__REQUIRED TASK__. List every line below containing "this".

__EXCERPTED RECORDS__.
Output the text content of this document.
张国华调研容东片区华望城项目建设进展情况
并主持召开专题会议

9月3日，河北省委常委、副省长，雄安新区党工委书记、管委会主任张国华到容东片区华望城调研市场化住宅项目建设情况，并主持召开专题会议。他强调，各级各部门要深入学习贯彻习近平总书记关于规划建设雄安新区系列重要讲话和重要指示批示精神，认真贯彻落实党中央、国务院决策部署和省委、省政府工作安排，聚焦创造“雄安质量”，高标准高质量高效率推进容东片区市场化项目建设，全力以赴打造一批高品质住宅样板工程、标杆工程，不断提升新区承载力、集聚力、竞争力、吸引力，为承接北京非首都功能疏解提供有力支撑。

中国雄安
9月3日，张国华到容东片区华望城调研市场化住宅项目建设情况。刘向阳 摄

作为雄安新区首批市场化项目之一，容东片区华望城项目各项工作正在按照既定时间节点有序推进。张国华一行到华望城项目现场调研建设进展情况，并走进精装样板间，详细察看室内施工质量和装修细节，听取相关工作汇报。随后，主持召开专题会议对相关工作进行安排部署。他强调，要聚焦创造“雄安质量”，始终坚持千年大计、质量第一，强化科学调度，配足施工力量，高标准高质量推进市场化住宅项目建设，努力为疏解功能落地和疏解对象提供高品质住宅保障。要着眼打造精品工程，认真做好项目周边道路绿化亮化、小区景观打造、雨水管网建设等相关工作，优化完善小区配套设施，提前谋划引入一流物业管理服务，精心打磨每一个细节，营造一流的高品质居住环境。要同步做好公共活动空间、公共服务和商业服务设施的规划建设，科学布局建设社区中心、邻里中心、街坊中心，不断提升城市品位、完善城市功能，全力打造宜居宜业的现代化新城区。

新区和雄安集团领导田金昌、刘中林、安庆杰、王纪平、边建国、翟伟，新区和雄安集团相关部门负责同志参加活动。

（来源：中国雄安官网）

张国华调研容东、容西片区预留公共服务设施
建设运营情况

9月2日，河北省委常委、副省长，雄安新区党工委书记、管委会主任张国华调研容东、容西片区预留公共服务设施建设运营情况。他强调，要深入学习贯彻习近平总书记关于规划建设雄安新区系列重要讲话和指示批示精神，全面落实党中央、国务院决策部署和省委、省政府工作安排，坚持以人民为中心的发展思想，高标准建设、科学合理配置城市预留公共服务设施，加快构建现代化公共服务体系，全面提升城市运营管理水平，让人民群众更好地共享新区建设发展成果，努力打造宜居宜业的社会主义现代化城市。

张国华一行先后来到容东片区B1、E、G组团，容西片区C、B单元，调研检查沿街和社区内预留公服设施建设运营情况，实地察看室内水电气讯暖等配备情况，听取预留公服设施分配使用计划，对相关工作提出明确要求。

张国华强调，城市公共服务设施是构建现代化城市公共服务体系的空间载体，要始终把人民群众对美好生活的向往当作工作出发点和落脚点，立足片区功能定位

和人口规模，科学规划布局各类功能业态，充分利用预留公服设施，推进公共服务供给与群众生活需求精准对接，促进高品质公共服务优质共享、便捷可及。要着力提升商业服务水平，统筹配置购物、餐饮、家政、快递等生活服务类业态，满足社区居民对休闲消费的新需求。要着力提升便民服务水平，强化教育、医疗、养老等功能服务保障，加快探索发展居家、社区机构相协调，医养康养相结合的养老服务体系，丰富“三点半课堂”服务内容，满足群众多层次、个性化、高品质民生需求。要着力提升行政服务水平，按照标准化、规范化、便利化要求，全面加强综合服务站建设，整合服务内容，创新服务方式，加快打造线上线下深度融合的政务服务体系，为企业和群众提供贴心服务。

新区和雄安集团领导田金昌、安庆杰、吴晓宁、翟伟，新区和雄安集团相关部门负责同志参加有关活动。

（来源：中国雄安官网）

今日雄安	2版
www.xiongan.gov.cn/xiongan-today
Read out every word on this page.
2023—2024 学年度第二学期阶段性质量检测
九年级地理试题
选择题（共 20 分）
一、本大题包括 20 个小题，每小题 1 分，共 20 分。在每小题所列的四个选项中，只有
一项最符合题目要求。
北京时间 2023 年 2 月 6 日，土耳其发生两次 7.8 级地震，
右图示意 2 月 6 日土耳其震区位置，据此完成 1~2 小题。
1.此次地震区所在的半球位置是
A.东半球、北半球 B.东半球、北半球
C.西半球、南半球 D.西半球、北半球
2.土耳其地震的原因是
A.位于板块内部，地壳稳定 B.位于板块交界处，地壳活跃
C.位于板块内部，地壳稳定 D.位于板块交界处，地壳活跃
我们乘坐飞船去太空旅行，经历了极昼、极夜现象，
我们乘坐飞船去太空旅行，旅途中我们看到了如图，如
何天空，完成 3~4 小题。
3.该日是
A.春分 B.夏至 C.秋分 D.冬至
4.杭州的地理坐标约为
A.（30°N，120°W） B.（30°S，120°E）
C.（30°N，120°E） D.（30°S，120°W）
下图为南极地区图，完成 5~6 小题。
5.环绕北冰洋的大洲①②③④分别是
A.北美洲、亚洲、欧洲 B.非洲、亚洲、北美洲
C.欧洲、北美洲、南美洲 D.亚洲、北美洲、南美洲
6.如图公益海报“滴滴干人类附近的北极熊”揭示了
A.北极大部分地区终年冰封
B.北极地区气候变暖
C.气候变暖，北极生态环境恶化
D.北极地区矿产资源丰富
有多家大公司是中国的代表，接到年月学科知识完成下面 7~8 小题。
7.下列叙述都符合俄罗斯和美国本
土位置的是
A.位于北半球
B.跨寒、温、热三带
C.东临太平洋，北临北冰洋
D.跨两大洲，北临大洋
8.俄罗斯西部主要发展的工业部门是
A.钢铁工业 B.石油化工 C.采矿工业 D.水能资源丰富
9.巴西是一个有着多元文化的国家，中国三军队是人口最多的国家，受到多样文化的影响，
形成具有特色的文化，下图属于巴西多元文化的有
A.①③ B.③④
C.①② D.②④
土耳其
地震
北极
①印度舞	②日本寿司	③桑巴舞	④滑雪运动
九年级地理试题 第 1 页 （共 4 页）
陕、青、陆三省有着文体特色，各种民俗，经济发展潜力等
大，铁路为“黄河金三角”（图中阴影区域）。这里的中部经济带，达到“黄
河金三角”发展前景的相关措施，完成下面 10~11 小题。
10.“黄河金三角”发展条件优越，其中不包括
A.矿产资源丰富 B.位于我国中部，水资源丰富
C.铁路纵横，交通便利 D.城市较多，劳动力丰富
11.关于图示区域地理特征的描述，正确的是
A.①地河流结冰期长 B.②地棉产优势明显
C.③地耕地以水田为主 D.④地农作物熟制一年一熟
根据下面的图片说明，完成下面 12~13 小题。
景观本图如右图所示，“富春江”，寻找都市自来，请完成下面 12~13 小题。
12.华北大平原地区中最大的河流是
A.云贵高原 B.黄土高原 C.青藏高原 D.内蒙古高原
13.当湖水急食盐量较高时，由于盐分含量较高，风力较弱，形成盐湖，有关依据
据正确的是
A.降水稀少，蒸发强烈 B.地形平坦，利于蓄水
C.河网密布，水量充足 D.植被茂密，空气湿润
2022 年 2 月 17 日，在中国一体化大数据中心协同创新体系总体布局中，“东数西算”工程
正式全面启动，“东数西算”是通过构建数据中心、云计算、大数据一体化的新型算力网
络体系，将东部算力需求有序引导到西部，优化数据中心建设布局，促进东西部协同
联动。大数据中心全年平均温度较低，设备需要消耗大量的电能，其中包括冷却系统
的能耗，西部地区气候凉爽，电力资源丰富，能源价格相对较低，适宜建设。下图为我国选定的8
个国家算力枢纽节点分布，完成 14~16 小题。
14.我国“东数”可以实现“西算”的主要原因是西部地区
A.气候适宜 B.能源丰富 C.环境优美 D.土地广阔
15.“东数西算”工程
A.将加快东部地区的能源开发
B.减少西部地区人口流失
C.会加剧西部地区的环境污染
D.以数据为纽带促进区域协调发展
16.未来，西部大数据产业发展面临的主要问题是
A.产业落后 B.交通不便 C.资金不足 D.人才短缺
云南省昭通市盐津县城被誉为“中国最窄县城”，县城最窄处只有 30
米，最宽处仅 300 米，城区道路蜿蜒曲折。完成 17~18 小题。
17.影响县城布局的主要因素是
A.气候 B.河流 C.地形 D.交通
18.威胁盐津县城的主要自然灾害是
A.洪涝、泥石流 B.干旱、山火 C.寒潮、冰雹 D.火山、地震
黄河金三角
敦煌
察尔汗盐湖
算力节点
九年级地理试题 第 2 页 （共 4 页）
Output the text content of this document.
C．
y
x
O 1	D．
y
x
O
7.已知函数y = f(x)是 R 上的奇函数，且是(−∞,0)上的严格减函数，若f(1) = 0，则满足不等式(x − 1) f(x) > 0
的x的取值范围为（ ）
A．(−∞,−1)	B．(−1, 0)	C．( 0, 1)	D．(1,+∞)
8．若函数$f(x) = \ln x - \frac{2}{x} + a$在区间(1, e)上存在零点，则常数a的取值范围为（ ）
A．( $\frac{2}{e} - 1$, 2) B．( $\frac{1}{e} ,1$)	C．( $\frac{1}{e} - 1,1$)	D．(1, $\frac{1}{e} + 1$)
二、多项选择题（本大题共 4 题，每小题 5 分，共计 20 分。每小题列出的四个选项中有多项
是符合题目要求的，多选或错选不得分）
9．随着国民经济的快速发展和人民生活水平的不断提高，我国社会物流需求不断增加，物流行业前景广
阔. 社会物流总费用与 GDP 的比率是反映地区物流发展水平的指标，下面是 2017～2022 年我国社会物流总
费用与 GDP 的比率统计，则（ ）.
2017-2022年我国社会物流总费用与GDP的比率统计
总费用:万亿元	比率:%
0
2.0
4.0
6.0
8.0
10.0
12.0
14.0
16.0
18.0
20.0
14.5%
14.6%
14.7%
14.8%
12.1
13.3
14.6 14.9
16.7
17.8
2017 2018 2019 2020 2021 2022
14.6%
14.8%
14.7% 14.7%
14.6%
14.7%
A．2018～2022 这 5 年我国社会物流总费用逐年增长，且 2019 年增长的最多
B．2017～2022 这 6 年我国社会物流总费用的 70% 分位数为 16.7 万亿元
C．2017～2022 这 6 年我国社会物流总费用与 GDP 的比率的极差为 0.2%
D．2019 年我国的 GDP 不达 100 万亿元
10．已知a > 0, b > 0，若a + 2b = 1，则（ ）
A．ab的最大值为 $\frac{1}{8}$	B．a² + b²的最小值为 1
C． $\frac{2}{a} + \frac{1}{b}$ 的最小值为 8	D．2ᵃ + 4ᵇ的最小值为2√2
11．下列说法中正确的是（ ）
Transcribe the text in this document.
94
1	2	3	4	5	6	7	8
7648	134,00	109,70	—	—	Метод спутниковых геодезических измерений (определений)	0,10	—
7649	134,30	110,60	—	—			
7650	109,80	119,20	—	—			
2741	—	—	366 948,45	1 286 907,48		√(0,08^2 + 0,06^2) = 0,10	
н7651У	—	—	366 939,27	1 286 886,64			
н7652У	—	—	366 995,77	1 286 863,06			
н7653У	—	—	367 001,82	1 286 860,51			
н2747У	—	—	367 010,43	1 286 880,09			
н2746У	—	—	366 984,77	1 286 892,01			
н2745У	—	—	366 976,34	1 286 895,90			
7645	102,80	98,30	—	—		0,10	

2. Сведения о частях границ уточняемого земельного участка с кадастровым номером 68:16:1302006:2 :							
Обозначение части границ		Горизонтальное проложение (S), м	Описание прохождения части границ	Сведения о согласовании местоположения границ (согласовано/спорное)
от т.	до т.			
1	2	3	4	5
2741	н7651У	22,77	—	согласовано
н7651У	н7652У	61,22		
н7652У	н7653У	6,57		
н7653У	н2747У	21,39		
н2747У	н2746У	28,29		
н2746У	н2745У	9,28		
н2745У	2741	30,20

__RESPONSE__.
Output the text content of this document.
Read out every word on this page.
Output the text content of this document.
Transcribe the text in this document.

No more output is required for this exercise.